**STATED PROBLEM:**
Present the following data again exactly as it is shown.

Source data

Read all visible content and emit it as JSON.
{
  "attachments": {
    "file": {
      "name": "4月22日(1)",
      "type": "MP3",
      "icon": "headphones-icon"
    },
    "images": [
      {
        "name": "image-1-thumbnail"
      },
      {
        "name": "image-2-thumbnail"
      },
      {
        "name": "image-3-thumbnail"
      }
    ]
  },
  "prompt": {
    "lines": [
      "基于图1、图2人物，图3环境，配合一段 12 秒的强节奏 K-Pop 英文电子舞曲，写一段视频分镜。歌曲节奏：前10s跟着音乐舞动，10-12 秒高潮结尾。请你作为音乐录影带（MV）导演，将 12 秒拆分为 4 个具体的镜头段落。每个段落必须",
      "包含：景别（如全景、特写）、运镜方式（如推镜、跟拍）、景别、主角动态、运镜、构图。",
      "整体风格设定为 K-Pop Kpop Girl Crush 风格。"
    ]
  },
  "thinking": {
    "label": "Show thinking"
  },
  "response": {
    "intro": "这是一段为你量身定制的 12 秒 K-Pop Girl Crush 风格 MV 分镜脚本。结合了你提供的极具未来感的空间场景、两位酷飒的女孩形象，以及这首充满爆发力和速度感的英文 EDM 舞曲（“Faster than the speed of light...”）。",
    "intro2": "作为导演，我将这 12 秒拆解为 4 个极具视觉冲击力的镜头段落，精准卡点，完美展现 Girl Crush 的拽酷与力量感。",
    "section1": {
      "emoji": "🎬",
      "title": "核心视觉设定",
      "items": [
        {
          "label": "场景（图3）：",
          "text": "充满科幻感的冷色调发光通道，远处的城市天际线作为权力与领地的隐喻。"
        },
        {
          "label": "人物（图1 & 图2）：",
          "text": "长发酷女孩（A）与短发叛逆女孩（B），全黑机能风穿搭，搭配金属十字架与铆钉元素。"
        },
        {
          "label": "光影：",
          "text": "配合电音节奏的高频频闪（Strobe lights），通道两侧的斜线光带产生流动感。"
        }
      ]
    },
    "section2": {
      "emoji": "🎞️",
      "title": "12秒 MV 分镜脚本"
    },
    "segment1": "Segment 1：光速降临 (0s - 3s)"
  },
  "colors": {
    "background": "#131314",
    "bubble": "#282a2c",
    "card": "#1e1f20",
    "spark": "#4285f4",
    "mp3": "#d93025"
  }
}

**SOLUTION FOR THIS TASK:**
Read all visible content and emit it as JSON.
{
  "attachments": {
    "file": {
      "name": "4月22日(1)",
      "type": "MP3",
      "icon": "headphones-icon"
    },
    "images": [
      {
        "name": "image-1-thumbnail"
      },
      {
        "name": "image-2-thumbnail"
      },
      {
        "name": "image-3-thumbnail"
      }
    ]
  },
  "prompt": {
    "lines": [
      "基于图1、图2人物，图3环境，配合一段 12 秒的强节奏 K-Pop 英文电子舞曲，写一段视频分镜。歌曲节奏：前10s跟着音乐舞动，10-12 秒高潮结尾。请你作为音乐录影带（MV）导演，将 12 秒拆分为 4 个具体的镜头段落。每个段落必须",
      "包含：景别（如全景、特写）、运镜方式（如推镜、跟拍）、景别、主角动态、运镜、构图。",
      "整体风格设定为 K-Pop Kpop Girl Crush 风格。"
    ]
  },
  "thinking": {
    "label": "Show thinking"
  },
  "response": {
    "intro": "这是一段为你量身定制的 12 秒 K-Pop Girl Crush 风格 MV 分镜脚本。结合了你提供的极具未来感的空间场景、两位酷飒的女孩形象，以及这首充满爆发力和速度感的英文 EDM 舞曲（“Faster than the speed of light...”）。",
    "intro2": "作为导演，我将这 12 秒拆解为 4 个极具视觉冲击力的镜头段落，精准卡点，完美展现 Girl Crush 的拽酷与力量感。",
    "section1": {
      "emoji": "🎬",
      "title": "核心视觉设定",
      "items": [
        {
          "label": "场景（图3）：",
          "text": "充满科幻感的冷色调发光通道，远处的城市天际线作为权力与领地的隐喻。"
        },
        {
          "label": "人物（图1 & 图2）：",
          "text": "长发酷女孩（A）与短发叛逆女孩（B），全黑机能风穿搭，搭配金属十字架与铆钉元素。"
        },
        {
          "label": "光影：",
          "text": "配合电音节奏的高频频闪（Strobe lights），通道两侧的斜线光带产生流动感。"
        }
      ]
    },
    "section2": {
      "emoji": "🎞️",
      "title": "12秒 MV 分镜脚本"
    },
    "segment1": "Segment 1：光速降临 (0s - 3s)"
  },
  "colors": {
    "background": "#131314",
    "bubble": "#282a2c",
    "card": "#1e1f20",
    "spark": "#4285f4",
    "mp3": "#d93025"
  }
}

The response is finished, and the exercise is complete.